Task prompt:
Find the word "Théodose" in the records below. List each line containing it.

Data:
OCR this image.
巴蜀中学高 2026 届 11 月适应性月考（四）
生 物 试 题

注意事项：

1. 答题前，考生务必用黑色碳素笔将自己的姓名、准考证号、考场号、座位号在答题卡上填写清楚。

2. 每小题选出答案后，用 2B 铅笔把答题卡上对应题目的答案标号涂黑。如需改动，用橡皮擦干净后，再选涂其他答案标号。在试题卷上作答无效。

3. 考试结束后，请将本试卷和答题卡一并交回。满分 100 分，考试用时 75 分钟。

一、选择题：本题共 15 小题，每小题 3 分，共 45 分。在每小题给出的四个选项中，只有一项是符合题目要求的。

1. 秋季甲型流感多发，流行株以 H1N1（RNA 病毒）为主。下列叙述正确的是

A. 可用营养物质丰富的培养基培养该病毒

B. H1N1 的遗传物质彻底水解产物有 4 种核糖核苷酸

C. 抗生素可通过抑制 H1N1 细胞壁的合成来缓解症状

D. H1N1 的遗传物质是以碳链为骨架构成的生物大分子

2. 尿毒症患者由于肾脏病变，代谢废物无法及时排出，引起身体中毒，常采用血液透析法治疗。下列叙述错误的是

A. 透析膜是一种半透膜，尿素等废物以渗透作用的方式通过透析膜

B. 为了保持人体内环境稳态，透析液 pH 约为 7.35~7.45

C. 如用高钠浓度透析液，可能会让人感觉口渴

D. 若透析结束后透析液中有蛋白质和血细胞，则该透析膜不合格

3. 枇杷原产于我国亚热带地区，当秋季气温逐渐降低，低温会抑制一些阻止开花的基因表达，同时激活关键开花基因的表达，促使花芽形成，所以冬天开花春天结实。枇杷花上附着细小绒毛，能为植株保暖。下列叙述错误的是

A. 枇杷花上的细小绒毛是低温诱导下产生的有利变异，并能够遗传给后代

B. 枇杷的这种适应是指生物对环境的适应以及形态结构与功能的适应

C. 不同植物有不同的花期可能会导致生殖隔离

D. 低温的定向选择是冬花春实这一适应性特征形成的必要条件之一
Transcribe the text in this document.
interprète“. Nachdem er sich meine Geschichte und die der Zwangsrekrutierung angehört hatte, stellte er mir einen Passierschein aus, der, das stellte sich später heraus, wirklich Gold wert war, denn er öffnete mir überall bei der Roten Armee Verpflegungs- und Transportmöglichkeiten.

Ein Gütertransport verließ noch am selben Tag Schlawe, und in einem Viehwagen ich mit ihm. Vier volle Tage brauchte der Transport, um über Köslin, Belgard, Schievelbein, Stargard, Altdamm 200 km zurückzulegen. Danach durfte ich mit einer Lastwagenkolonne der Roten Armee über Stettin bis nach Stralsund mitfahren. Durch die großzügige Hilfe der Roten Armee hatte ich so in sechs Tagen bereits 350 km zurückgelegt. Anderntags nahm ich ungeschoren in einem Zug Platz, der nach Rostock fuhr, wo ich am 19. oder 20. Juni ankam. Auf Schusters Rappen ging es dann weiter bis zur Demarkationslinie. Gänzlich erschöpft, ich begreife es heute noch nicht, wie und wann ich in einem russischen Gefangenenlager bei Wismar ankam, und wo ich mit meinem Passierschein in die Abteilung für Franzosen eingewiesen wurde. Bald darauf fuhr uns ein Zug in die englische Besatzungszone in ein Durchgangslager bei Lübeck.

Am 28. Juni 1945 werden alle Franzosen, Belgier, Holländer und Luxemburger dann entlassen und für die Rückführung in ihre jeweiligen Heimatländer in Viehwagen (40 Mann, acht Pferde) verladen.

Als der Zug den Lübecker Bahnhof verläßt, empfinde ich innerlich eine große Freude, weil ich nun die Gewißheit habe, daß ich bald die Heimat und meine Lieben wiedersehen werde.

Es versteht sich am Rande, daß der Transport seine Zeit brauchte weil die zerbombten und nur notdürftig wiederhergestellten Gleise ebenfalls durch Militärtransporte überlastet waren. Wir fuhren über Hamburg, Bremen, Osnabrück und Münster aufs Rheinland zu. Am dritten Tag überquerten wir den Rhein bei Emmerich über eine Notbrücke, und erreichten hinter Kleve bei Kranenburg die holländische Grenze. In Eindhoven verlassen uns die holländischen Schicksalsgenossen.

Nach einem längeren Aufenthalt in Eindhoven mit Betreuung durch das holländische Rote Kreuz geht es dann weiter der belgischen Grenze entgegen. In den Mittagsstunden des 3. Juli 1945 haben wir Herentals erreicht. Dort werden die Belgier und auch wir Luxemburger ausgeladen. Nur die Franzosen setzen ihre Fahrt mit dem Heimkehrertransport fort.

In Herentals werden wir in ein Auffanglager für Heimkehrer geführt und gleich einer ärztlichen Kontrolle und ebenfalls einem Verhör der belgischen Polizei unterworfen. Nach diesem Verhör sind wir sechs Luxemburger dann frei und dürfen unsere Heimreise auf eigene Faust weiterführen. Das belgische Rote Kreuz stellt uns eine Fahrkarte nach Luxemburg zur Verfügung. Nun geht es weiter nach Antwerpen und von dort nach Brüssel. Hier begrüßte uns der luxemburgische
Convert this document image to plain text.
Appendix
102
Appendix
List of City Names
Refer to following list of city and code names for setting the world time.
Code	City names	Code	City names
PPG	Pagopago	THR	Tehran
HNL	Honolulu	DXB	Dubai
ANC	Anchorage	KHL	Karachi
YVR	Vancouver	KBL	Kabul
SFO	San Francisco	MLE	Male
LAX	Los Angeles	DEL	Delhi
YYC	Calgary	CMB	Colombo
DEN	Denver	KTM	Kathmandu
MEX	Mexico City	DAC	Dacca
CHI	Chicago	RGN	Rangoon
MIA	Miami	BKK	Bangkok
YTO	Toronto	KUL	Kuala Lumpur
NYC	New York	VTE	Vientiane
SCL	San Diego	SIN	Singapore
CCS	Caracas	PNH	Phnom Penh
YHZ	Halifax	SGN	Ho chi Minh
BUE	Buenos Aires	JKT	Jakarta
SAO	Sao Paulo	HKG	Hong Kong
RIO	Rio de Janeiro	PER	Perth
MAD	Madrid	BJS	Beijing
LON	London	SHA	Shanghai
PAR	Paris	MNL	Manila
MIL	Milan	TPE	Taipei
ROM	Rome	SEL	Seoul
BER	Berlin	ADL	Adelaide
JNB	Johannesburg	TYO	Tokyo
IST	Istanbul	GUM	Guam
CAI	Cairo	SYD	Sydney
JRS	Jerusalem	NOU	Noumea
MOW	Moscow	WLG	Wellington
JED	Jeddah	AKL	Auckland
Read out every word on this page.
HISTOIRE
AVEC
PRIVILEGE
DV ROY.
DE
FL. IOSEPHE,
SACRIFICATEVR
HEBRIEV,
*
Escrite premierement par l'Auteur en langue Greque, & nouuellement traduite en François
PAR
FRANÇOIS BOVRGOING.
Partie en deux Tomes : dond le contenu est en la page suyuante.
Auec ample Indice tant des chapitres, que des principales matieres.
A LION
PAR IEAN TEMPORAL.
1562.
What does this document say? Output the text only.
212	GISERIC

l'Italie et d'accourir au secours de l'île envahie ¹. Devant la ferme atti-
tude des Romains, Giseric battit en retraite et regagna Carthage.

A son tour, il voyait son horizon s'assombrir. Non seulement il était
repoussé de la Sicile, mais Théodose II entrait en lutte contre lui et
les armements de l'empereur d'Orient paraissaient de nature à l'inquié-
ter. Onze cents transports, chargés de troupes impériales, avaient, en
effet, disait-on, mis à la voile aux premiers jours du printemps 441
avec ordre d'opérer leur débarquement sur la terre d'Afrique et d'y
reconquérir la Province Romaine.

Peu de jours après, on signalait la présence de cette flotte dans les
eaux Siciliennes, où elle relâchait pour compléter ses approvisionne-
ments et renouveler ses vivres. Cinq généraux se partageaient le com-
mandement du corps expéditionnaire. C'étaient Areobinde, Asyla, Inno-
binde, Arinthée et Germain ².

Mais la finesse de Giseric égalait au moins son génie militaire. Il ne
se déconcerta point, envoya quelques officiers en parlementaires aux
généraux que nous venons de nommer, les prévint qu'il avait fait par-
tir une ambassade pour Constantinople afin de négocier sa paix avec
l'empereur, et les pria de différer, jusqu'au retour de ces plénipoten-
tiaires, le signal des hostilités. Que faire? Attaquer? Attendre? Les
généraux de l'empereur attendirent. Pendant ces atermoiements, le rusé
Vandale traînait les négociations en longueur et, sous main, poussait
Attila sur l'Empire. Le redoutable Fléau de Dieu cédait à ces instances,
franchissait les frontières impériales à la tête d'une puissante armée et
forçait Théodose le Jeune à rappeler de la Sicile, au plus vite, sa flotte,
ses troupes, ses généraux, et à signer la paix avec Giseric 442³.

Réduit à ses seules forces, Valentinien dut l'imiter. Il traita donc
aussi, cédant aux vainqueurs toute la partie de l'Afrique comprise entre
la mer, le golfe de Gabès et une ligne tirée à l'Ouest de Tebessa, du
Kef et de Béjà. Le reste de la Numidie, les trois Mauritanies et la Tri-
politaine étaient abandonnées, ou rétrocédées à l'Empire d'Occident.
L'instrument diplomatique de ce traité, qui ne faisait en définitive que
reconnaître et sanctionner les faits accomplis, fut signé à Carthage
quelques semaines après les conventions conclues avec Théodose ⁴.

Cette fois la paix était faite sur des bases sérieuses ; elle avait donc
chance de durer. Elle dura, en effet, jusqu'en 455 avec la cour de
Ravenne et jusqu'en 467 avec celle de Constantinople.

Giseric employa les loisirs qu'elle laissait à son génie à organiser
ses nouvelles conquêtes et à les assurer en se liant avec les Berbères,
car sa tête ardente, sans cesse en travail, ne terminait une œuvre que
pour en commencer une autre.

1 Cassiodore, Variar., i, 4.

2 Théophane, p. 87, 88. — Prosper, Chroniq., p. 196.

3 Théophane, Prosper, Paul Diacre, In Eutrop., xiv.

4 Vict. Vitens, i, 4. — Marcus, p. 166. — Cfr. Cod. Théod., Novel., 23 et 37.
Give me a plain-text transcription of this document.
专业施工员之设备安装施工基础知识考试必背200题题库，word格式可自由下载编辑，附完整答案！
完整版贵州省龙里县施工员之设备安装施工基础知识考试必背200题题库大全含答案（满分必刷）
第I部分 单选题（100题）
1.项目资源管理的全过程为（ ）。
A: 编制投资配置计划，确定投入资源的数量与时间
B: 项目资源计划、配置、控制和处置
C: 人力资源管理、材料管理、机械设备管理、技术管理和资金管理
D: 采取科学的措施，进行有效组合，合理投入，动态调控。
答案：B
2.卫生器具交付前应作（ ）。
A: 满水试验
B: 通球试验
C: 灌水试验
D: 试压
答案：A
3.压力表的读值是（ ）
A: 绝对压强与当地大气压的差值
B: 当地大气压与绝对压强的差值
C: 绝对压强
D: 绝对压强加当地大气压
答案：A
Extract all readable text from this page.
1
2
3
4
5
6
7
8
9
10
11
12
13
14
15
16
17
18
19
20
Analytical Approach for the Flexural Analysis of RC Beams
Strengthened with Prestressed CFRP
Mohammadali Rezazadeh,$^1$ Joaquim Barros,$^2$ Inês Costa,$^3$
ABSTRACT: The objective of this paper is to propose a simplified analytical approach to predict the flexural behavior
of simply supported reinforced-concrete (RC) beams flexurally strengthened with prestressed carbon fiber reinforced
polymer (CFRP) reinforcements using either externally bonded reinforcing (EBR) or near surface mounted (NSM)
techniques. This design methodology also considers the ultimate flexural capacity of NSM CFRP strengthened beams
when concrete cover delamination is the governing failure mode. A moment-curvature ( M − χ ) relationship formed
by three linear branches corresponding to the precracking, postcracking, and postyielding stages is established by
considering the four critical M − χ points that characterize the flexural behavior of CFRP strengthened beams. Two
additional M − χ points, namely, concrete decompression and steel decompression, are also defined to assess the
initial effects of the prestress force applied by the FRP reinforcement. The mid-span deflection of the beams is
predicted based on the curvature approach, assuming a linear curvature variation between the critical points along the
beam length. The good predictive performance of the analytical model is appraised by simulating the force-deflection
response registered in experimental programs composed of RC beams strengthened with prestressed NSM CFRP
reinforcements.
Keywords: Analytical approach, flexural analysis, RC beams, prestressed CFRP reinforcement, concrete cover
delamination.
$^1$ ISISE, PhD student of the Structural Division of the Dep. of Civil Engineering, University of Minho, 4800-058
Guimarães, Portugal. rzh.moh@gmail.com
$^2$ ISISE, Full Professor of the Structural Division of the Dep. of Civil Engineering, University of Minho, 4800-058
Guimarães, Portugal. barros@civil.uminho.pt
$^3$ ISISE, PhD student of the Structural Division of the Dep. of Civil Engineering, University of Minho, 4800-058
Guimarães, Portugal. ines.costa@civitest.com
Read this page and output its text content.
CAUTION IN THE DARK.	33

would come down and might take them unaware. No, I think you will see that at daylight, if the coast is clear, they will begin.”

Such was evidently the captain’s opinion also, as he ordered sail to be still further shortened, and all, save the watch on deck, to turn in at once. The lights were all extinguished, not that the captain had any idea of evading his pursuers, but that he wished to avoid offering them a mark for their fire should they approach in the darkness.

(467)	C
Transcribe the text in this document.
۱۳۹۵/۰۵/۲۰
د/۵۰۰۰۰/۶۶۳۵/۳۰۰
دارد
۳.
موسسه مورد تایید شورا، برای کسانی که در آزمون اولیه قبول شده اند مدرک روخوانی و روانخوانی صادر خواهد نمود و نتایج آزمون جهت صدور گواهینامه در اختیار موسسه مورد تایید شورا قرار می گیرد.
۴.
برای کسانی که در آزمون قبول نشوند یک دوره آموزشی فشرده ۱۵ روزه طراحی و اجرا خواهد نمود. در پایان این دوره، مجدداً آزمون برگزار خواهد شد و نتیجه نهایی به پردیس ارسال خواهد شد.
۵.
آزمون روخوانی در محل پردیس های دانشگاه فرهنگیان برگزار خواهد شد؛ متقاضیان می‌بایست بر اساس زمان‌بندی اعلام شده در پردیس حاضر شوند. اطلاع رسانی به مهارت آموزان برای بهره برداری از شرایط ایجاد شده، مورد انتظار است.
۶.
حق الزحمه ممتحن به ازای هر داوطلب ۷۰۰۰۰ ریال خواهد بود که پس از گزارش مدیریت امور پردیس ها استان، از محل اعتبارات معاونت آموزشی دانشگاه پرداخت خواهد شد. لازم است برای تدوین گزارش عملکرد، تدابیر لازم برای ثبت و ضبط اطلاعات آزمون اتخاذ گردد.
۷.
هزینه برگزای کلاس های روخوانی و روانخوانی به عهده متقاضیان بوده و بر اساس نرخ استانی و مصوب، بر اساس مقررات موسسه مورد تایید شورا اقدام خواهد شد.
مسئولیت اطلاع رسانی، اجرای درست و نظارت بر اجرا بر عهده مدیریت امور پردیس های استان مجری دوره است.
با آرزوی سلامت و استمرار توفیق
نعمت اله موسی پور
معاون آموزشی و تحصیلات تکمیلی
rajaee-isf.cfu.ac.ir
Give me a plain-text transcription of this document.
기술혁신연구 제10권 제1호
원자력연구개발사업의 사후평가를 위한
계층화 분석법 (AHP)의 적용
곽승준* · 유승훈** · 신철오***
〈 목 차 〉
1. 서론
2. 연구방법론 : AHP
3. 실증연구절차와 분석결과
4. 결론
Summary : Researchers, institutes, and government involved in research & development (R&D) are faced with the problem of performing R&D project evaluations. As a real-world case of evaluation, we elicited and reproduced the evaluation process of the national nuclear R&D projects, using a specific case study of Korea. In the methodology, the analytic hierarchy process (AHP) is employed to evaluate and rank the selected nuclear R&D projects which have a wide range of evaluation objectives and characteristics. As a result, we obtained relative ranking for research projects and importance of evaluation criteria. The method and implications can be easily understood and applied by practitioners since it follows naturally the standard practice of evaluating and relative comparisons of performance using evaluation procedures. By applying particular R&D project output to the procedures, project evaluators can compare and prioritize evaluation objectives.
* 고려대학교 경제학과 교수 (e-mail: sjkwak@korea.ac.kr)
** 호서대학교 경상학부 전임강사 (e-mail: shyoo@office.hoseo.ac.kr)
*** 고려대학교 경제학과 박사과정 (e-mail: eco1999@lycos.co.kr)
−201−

Finished exercise:
repoussé de la Sicile, mais Théodose II entrait en lutte contre lui et
forçait Théodose le Jeune à rappeler de la Sicile, au plus vite, sa flotte,
quelques semaines après les conventions conclues avec Théodose ⁴.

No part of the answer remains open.